Source material:

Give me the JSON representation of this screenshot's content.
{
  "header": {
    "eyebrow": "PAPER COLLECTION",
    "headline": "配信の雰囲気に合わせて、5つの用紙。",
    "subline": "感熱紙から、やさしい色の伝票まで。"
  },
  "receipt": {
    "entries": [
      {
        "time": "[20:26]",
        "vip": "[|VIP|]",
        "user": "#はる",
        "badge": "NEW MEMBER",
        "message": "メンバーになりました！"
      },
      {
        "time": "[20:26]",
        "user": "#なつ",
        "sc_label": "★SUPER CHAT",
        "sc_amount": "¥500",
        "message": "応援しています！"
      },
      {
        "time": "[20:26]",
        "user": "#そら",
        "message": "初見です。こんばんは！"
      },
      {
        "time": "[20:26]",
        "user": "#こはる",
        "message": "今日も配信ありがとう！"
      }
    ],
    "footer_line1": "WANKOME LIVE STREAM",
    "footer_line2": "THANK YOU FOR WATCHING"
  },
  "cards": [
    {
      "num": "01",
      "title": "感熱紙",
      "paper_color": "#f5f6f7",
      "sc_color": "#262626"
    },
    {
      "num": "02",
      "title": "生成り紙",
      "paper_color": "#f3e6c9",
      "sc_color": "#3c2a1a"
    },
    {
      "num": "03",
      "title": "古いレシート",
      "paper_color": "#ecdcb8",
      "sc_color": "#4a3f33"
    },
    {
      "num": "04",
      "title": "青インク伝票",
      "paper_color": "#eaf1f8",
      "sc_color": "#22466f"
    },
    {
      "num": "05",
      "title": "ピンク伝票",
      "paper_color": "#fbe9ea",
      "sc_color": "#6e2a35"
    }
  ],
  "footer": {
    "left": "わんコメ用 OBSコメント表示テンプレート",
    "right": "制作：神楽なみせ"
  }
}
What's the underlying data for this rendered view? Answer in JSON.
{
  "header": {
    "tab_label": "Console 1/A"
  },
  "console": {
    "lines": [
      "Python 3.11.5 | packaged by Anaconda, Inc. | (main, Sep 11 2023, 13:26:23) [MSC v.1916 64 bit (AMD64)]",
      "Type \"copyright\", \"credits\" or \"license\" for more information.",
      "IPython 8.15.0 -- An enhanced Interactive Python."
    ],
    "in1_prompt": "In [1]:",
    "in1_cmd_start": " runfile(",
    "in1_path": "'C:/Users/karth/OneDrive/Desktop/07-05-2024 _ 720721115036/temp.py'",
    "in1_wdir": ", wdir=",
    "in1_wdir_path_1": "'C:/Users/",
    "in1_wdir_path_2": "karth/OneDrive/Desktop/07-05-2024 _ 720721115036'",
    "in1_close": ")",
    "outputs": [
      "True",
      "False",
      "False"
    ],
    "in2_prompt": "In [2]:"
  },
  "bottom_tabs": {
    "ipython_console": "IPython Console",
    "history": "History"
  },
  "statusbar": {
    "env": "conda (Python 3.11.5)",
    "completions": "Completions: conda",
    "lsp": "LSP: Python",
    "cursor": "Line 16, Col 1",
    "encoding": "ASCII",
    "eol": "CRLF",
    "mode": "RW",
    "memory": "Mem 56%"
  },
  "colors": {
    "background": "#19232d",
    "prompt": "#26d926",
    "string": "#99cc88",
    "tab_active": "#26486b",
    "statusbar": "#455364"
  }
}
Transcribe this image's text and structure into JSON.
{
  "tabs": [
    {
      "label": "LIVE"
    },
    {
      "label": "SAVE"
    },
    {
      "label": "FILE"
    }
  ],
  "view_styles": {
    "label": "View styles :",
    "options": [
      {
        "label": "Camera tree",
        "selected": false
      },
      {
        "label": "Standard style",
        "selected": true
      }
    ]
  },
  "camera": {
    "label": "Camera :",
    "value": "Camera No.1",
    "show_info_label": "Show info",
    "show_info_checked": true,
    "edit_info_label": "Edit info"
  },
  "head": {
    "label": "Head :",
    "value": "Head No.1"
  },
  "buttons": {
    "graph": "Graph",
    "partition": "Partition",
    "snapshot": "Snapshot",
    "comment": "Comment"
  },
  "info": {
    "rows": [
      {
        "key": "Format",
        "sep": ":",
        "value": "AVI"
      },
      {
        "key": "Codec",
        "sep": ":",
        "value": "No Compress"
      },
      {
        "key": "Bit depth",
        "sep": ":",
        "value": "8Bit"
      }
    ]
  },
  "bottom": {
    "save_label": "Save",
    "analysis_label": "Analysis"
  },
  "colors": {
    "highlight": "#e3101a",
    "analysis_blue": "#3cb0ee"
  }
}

...

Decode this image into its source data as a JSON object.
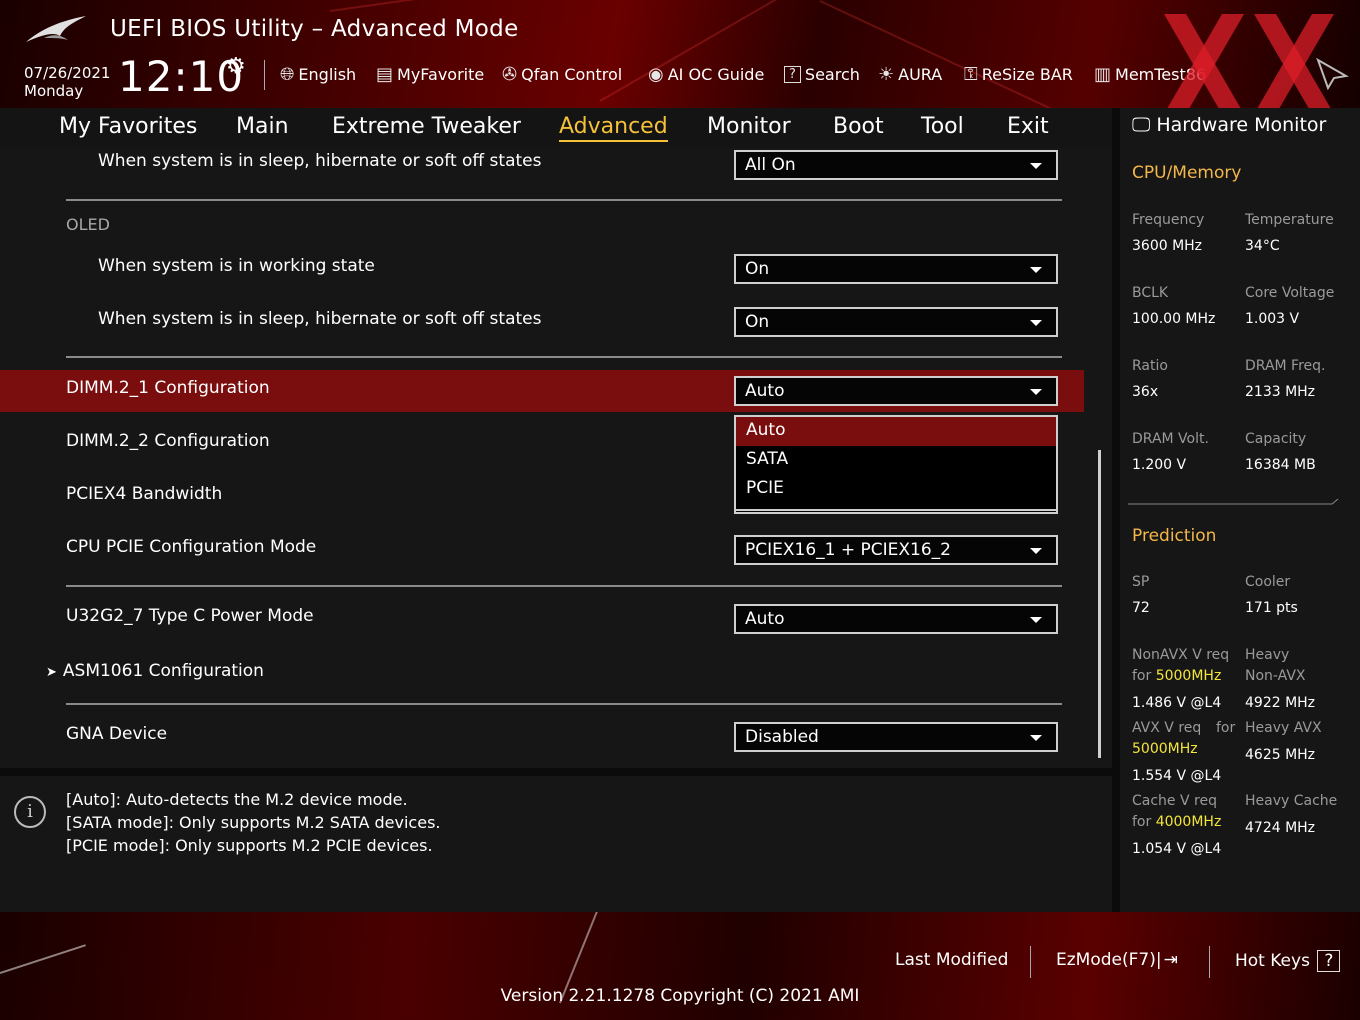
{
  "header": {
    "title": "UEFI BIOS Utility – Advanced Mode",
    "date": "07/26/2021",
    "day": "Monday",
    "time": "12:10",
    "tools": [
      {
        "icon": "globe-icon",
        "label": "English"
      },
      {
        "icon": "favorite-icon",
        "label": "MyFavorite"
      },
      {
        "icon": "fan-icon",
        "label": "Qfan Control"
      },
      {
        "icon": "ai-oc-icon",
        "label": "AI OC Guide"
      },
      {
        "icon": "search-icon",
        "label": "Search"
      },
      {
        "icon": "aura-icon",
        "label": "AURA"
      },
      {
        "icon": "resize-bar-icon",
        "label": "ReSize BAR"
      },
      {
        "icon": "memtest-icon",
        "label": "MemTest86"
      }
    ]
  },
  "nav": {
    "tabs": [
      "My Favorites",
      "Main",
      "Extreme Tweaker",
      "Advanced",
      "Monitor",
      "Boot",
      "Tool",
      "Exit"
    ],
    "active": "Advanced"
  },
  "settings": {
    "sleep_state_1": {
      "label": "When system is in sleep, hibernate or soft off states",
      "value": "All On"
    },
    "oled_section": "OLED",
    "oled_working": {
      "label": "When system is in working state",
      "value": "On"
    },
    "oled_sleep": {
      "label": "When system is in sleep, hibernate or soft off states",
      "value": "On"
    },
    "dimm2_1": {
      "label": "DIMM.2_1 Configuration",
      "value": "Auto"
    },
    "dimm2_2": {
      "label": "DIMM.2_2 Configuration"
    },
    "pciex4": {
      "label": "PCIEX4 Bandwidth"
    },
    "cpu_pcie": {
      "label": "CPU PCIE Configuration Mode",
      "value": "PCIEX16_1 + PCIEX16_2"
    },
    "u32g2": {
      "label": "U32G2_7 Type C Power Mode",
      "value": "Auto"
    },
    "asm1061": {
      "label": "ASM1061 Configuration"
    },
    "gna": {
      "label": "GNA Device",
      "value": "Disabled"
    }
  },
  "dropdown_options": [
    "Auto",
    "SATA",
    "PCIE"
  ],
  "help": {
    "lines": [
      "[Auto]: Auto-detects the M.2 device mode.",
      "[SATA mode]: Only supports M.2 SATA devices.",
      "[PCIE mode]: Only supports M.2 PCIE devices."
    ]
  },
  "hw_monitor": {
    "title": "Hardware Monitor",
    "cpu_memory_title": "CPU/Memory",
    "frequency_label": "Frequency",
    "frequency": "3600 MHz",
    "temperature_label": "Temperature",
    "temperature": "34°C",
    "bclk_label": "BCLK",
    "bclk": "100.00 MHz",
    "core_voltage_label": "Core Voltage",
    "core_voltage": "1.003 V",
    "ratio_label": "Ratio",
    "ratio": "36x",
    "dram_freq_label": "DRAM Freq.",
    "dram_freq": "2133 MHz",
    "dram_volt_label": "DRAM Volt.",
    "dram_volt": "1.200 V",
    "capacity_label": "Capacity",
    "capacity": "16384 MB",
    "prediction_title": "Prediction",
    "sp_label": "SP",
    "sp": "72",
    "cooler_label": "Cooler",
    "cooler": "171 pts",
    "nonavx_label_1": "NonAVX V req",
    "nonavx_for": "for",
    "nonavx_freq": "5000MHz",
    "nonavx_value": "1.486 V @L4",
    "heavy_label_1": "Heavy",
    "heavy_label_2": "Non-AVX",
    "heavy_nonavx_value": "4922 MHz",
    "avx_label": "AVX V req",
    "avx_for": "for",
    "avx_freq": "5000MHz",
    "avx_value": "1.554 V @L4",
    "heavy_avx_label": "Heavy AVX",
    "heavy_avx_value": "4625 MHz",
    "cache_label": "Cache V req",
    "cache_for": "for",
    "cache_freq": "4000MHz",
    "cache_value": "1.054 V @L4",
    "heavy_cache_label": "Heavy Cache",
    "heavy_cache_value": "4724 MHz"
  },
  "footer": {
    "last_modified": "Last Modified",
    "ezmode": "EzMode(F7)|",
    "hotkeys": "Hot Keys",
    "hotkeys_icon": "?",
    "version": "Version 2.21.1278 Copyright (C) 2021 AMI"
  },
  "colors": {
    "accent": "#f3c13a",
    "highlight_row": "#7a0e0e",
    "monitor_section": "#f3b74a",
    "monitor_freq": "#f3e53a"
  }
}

Challenge: In the listing, find every line containing the word "supports" and list it.

Exercise response:
      "[SATA mode]: Only supports M.2 SATA devices.",
      "[PCIE mode]: Only supports M.2 PCIE devices."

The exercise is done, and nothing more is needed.